DIRECTIONS –
Do any lines in the data below contain "ylabel"? If so, copy every one of them.
[START OF PROVIDED RECORDS]
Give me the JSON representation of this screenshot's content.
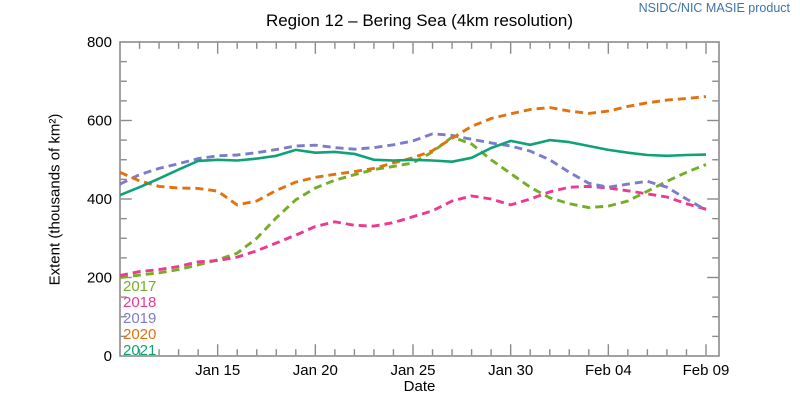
{
  "header": {
    "product_label": "NSIDC/NIC MASIE product",
    "product_label_color": "#3C74A8",
    "title": "Region 12 – Bering Sea (4km resolution)"
  },
  "chart_data": {
    "type": "line",
    "title": "Region 12 – Bering Sea (4km resolution)",
    "xlabel": "Date",
    "ylabel": "Extent (thousands of km²)",
    "ylim": [
      0,
      800
    ],
    "yticks": [
      0,
      200,
      400,
      600,
      800
    ],
    "y_minor_step": 50,
    "grid": false,
    "axis_color": "#8B8B8B",
    "legend_position": "inside-bottom-left",
    "x_dates": [
      "Jan 10",
      "Jan 11",
      "Jan 12",
      "Jan 13",
      "Jan 14",
      "Jan 15",
      "Jan 16",
      "Jan 17",
      "Jan 18",
      "Jan 19",
      "Jan 20",
      "Jan 21",
      "Jan 22",
      "Jan 23",
      "Jan 24",
      "Jan 25",
      "Jan 26",
      "Jan 27",
      "Jan 28",
      "Jan 29",
      "Jan 30",
      "Jan 31",
      "Feb 01",
      "Feb 02",
      "Feb 03",
      "Feb 04",
      "Feb 05",
      "Feb 06",
      "Feb 07",
      "Feb 08",
      "Feb 09"
    ],
    "xtick_labels": [
      "Jan 15",
      "Jan 20",
      "Jan 25",
      "Jan 30",
      "Feb 04",
      "Feb 09"
    ],
    "xtick_day_indices": [
      5,
      10,
      15,
      20,
      25,
      30
    ],
    "series": [
      {
        "name": "2017",
        "color": "#74AD28",
        "style": "dashed",
        "values": [
          200,
          206,
          212,
          220,
          232,
          245,
          262,
          300,
          352,
          398,
          428,
          448,
          462,
          475,
          483,
          492,
          520,
          558,
          540,
          500,
          465,
          430,
          403,
          388,
          378,
          382,
          395,
          420,
          445,
          468,
          488
        ]
      },
      {
        "name": "2018",
        "color": "#EC3A92",
        "style": "dashed",
        "values": [
          205,
          215,
          220,
          228,
          240,
          243,
          252,
          268,
          288,
          308,
          330,
          342,
          333,
          331,
          340,
          355,
          370,
          395,
          408,
          400,
          385,
          400,
          418,
          430,
          432,
          428,
          421,
          413,
          405,
          388,
          374
        ]
      },
      {
        "name": "2019",
        "color": "#7D7CC9",
        "style": "dashed",
        "values": [
          438,
          462,
          478,
          490,
          503,
          510,
          512,
          518,
          526,
          535,
          537,
          531,
          527,
          531,
          538,
          548,
          566,
          562,
          552,
          543,
          535,
          522,
          500,
          468,
          440,
          430,
          438,
          445,
          430,
          400,
          372
        ]
      },
      {
        "name": "2020",
        "color": "#E2710F",
        "style": "dashed",
        "values": [
          468,
          446,
          432,
          428,
          427,
          420,
          385,
          395,
          422,
          443,
          455,
          463,
          470,
          478,
          492,
          505,
          523,
          555,
          585,
          605,
          617,
          628,
          633,
          624,
          618,
          624,
          636,
          645,
          652,
          656,
          661
        ]
      },
      {
        "name": "2021",
        "color": "#10A277",
        "style": "solid",
        "values": [
          410,
          430,
          452,
          475,
          497,
          500,
          498,
          503,
          510,
          525,
          518,
          520,
          515,
          500,
          498,
          500,
          498,
          495,
          505,
          530,
          548,
          538,
          550,
          545,
          535,
          525,
          518,
          512,
          510,
          512,
          513
        ]
      }
    ]
  }
}
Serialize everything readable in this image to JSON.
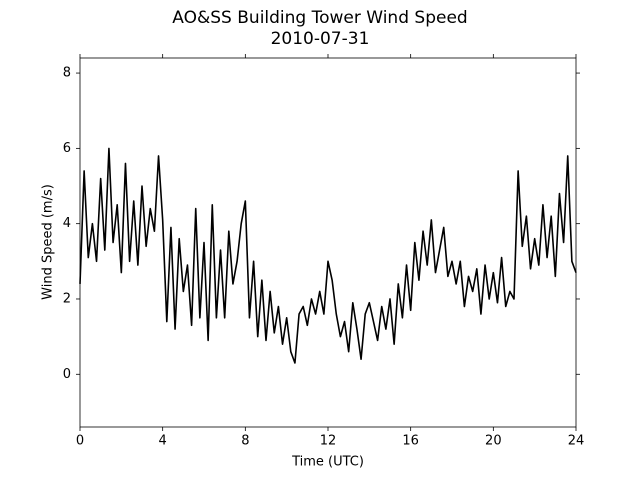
{
  "chart_data": {
    "type": "line",
    "title": "AO&SS Building Tower Wind Speed",
    "subtitle": "2010-07-31",
    "x_label": "Time (UTC)",
    "y_label": "Wind Speed (m/s)",
    "x": [
      0,
      0.2,
      0.4,
      0.6,
      0.8,
      1,
      1.2,
      1.4,
      1.6,
      1.8,
      2,
      2.2,
      2.4,
      2.6,
      2.8,
      3,
      3.2,
      3.4,
      3.6,
      3.8,
      4,
      4.2,
      4.4,
      4.6,
      4.8,
      5,
      5.2,
      5.4,
      5.6,
      5.8,
      6,
      6.2,
      6.4,
      6.6,
      6.8,
      7,
      7.2,
      7.4,
      7.6,
      7.8,
      8,
      8.2,
      8.4,
      8.6,
      8.8,
      9,
      9.2,
      9.4,
      9.6,
      9.8,
      10,
      10.2,
      10.4,
      10.6,
      10.8,
      11,
      11.2,
      11.4,
      11.6,
      11.8,
      12,
      12.2,
      12.4,
      12.6,
      12.8,
      13,
      13.2,
      13.4,
      13.6,
      13.8,
      14,
      14.2,
      14.4,
      14.6,
      14.8,
      15,
      15.2,
      15.4,
      15.6,
      15.8,
      16,
      16.2,
      16.4,
      16.6,
      16.8,
      17,
      17.2,
      17.4,
      17.6,
      17.8,
      18,
      18.2,
      18.4,
      18.6,
      18.8,
      19,
      19.2,
      19.4,
      19.6,
      19.8,
      20,
      20.2,
      20.4,
      20.6,
      20.8,
      21,
      21.2,
      21.4,
      21.6,
      21.8,
      22,
      22.2,
      22.4,
      22.6,
      22.8,
      23,
      23.2,
      23.4,
      23.6,
      23.8,
      24
    ],
    "series": [
      {
        "name": "Wind Speed",
        "color": "#000000",
        "values": [
          2.4,
          5.4,
          3.1,
          4.0,
          3.0,
          5.2,
          3.3,
          6.0,
          3.5,
          4.5,
          2.7,
          5.6,
          3.0,
          4.6,
          2.9,
          5.0,
          3.4,
          4.4,
          3.8,
          5.8,
          4.1,
          1.4,
          3.9,
          1.2,
          3.6,
          2.2,
          2.9,
          1.3,
          4.4,
          1.5,
          3.5,
          0.9,
          4.5,
          1.5,
          3.3,
          1.5,
          3.8,
          2.4,
          3.0,
          4.0,
          4.6,
          1.5,
          3.0,
          1.0,
          2.5,
          0.9,
          2.2,
          1.1,
          1.8,
          0.8,
          1.5,
          0.6,
          0.3,
          1.6,
          1.8,
          1.3,
          2.0,
          1.6,
          2.2,
          1.6,
          3.0,
          2.5,
          1.6,
          1.0,
          1.4,
          0.6,
          1.9,
          1.2,
          0.4,
          1.6,
          1.9,
          1.4,
          0.9,
          1.8,
          1.2,
          2.0,
          0.8,
          2.4,
          1.5,
          2.9,
          1.7,
          3.5,
          2.5,
          3.8,
          2.9,
          4.1,
          2.7,
          3.3,
          3.9,
          2.6,
          3.0,
          2.4,
          3.0,
          1.8,
          2.6,
          2.2,
          2.8,
          1.6,
          2.9,
          2.0,
          2.7,
          1.9,
          3.1,
          1.8,
          2.2,
          2.0,
          5.4,
          3.4,
          4.2,
          2.8,
          3.6,
          2.9,
          4.5,
          3.1,
          4.2,
          2.6,
          4.8,
          3.5,
          5.8,
          3.0,
          2.7
        ]
      }
    ],
    "xlim": [
      0,
      24
    ],
    "xticks": [
      0,
      4,
      8,
      12,
      16,
      20,
      24
    ],
    "ylim": [
      -1.4,
      8.4
    ],
    "yticks": [
      0,
      2,
      4,
      6,
      8
    ],
    "grid": false
  }
}
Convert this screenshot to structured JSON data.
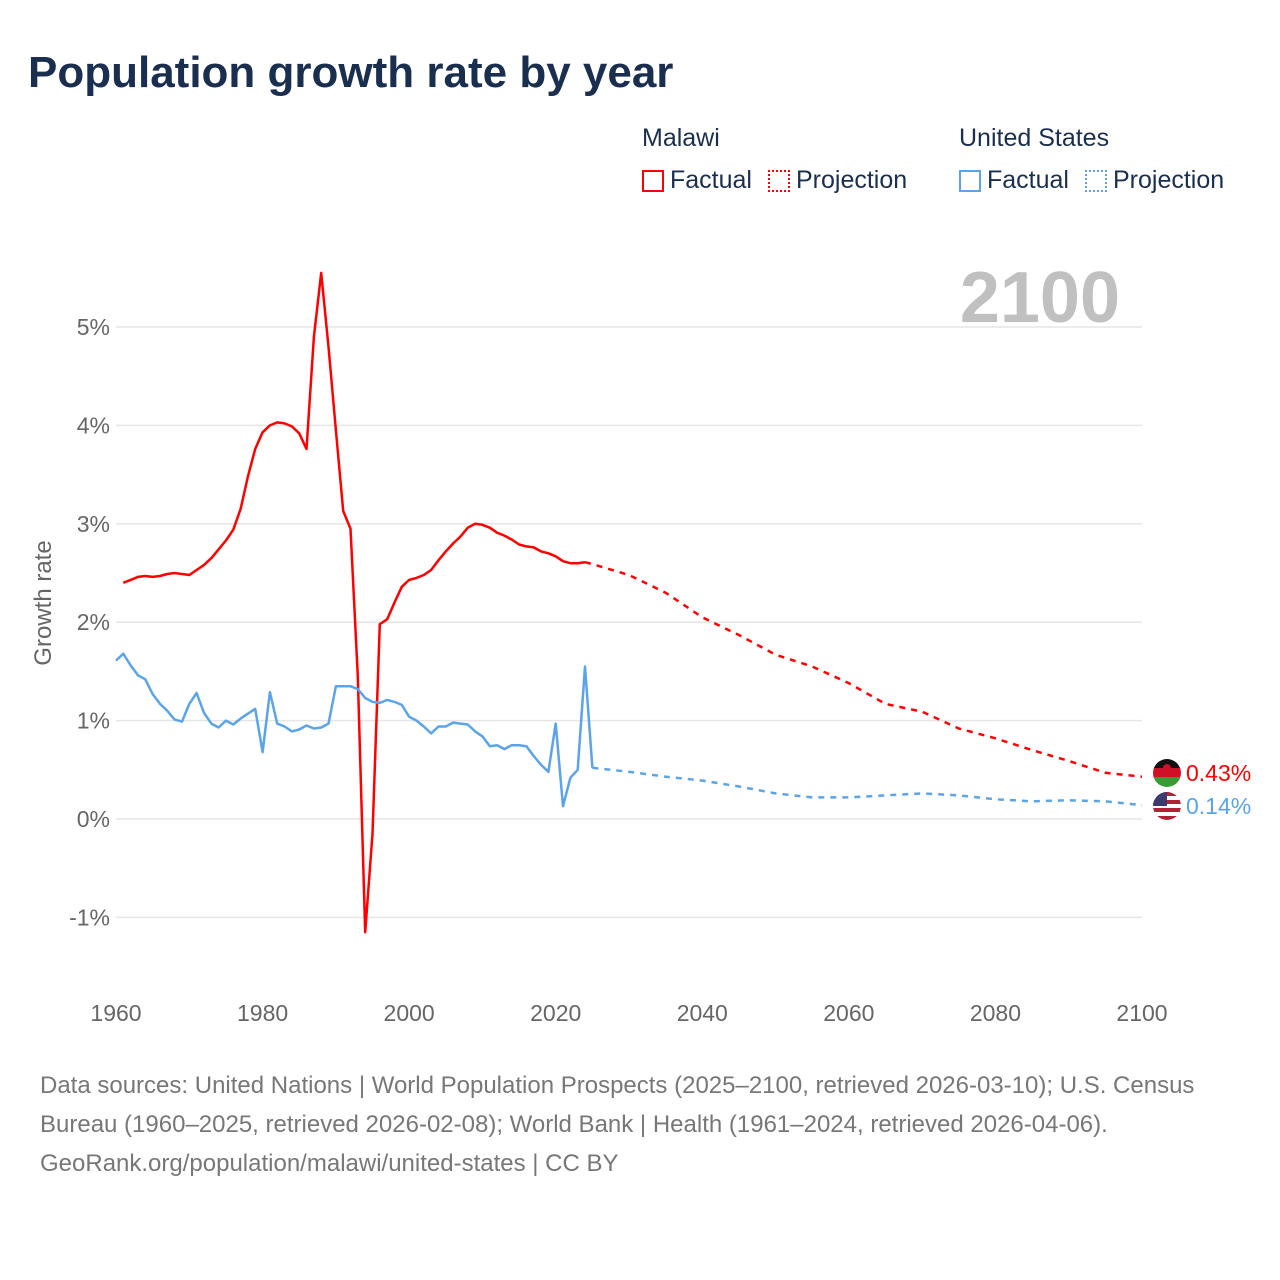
{
  "title": "Population growth rate by year",
  "legend": {
    "groups": [
      {
        "name": "Malawi",
        "factual": "Factual",
        "projection": "Projection",
        "color": "#ff0000"
      },
      {
        "name": "United States",
        "factual": "Factual",
        "projection": "Projection",
        "color": "#5ba4e8"
      }
    ]
  },
  "year_label": "2100",
  "end_labels": {
    "malawi": "0.43%",
    "us": "0.14%"
  },
  "footer": {
    "sources": "Data sources: United Nations | World Population Prospects (2025–2100, retrieved 2026-03-10); U.S. Census Bureau (1960–2025, retrieved 2026-02-08); World Bank | Health (1961–2024, retrieved 2026-04-06).",
    "link": "GeoRank.org/population/malawi/united-states | CC BY"
  },
  "chart_data": {
    "type": "line",
    "title": "Population growth rate by year",
    "xlabel": "",
    "ylabel": "Growth rate",
    "xlim": [
      1960,
      2100
    ],
    "ylim": [
      -1.5,
      5.6
    ],
    "xticks": [
      "1960",
      "1980",
      "2000",
      "2020",
      "2040",
      "2060",
      "2080",
      "2100"
    ],
    "yticks": [
      "-1%",
      "0%",
      "1%",
      "2%",
      "3%",
      "4%",
      "5%"
    ],
    "ytick_values": [
      -1,
      0,
      1,
      2,
      3,
      4,
      5
    ],
    "grid": true,
    "series": [
      {
        "name": "Malawi Factual",
        "color": "#ff0000",
        "style": "solid",
        "x": [
          1961,
          1962,
          1963,
          1964,
          1965,
          1966,
          1967,
          1968,
          1969,
          1970,
          1971,
          1972,
          1973,
          1974,
          1975,
          1976,
          1977,
          1978,
          1979,
          1980,
          1981,
          1982,
          1983,
          1984,
          1985,
          1986,
          1987,
          1988,
          1989,
          1990,
          1991,
          1992,
          1993,
          1994,
          1995,
          1996,
          1997,
          1998,
          1999,
          2000,
          2001,
          2002,
          2003,
          2004,
          2005,
          2006,
          2007,
          2008,
          2009,
          2010,
          2011,
          2012,
          2013,
          2014,
          2015,
          2016,
          2017,
          2018,
          2019,
          2020,
          2021,
          2022,
          2023,
          2024
        ],
        "y": [
          2.4,
          2.43,
          2.46,
          2.47,
          2.46,
          2.47,
          2.49,
          2.5,
          2.49,
          2.48,
          2.53,
          2.58,
          2.65,
          2.74,
          2.83,
          2.94,
          3.15,
          3.48,
          3.76,
          3.93,
          4.0,
          4.03,
          4.02,
          3.99,
          3.92,
          3.76,
          4.9,
          5.55,
          4.8,
          3.95,
          3.13,
          2.95,
          1.45,
          -1.15,
          -0.15,
          1.98,
          2.03,
          2.2,
          2.36,
          2.43,
          2.45,
          2.48,
          2.53,
          2.63,
          2.72,
          2.8,
          2.87,
          2.96,
          3.0,
          2.99,
          2.96,
          2.91,
          2.88,
          2.84,
          2.79,
          2.77,
          2.76,
          2.72,
          2.7,
          2.67,
          2.62,
          2.6,
          2.6,
          2.61
        ]
      },
      {
        "name": "Malawi Projection",
        "color": "#ff0000",
        "style": "dotted",
        "x": [
          2024,
          2025,
          2030,
          2035,
          2040,
          2045,
          2050,
          2055,
          2060,
          2065,
          2070,
          2075,
          2080,
          2085,
          2090,
          2095,
          2100
        ],
        "y": [
          2.61,
          2.59,
          2.48,
          2.3,
          2.05,
          1.87,
          1.67,
          1.55,
          1.38,
          1.17,
          1.09,
          0.92,
          0.82,
          0.7,
          0.59,
          0.47,
          0.43
        ]
      },
      {
        "name": "United States Factual",
        "color": "#5ba4e8",
        "style": "solid",
        "x": [
          1960,
          1961,
          1962,
          1963,
          1964,
          1965,
          1966,
          1967,
          1968,
          1969,
          1970,
          1971,
          1972,
          1973,
          1974,
          1975,
          1976,
          1977,
          1978,
          1979,
          1980,
          1981,
          1982,
          1983,
          1984,
          1985,
          1986,
          1987,
          1988,
          1989,
          1990,
          1991,
          1992,
          1993,
          1994,
          1995,
          1996,
          1997,
          1998,
          1999,
          2000,
          2001,
          2002,
          2003,
          2004,
          2005,
          2006,
          2007,
          2008,
          2009,
          2010,
          2011,
          2012,
          2013,
          2014,
          2015,
          2016,
          2017,
          2018,
          2019,
          2020,
          2021,
          2022,
          2023,
          2024,
          2025
        ],
        "y": [
          1.61,
          1.68,
          1.56,
          1.46,
          1.42,
          1.27,
          1.17,
          1.1,
          1.01,
          0.99,
          1.17,
          1.28,
          1.08,
          0.97,
          0.93,
          1.0,
          0.96,
          1.02,
          1.07,
          1.12,
          0.68,
          1.29,
          0.97,
          0.94,
          0.89,
          0.91,
          0.95,
          0.92,
          0.93,
          0.97,
          1.35,
          1.35,
          1.35,
          1.32,
          1.23,
          1.19,
          1.18,
          1.21,
          1.19,
          1.16,
          1.04,
          1.0,
          0.94,
          0.87,
          0.94,
          0.94,
          0.98,
          0.97,
          0.96,
          0.89,
          0.84,
          0.74,
          0.75,
          0.71,
          0.75,
          0.75,
          0.74,
          0.64,
          0.55,
          0.48,
          0.97,
          0.13,
          0.42,
          0.5,
          1.55,
          0.52
        ]
      },
      {
        "name": "United States Projection",
        "color": "#5ba4e8",
        "style": "dotted",
        "x": [
          2025,
          2030,
          2035,
          2040,
          2045,
          2050,
          2055,
          2060,
          2065,
          2070,
          2075,
          2080,
          2085,
          2090,
          2095,
          2100
        ],
        "y": [
          0.52,
          0.48,
          0.43,
          0.39,
          0.33,
          0.26,
          0.22,
          0.22,
          0.24,
          0.26,
          0.24,
          0.2,
          0.18,
          0.19,
          0.18,
          0.14
        ]
      }
    ]
  }
}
[END OF PROVIDED RECORDS]
REPLY TO THE TASK –
    "ylabel": "Extent (thousands of km²)",
    "ylabel": "Growth rate",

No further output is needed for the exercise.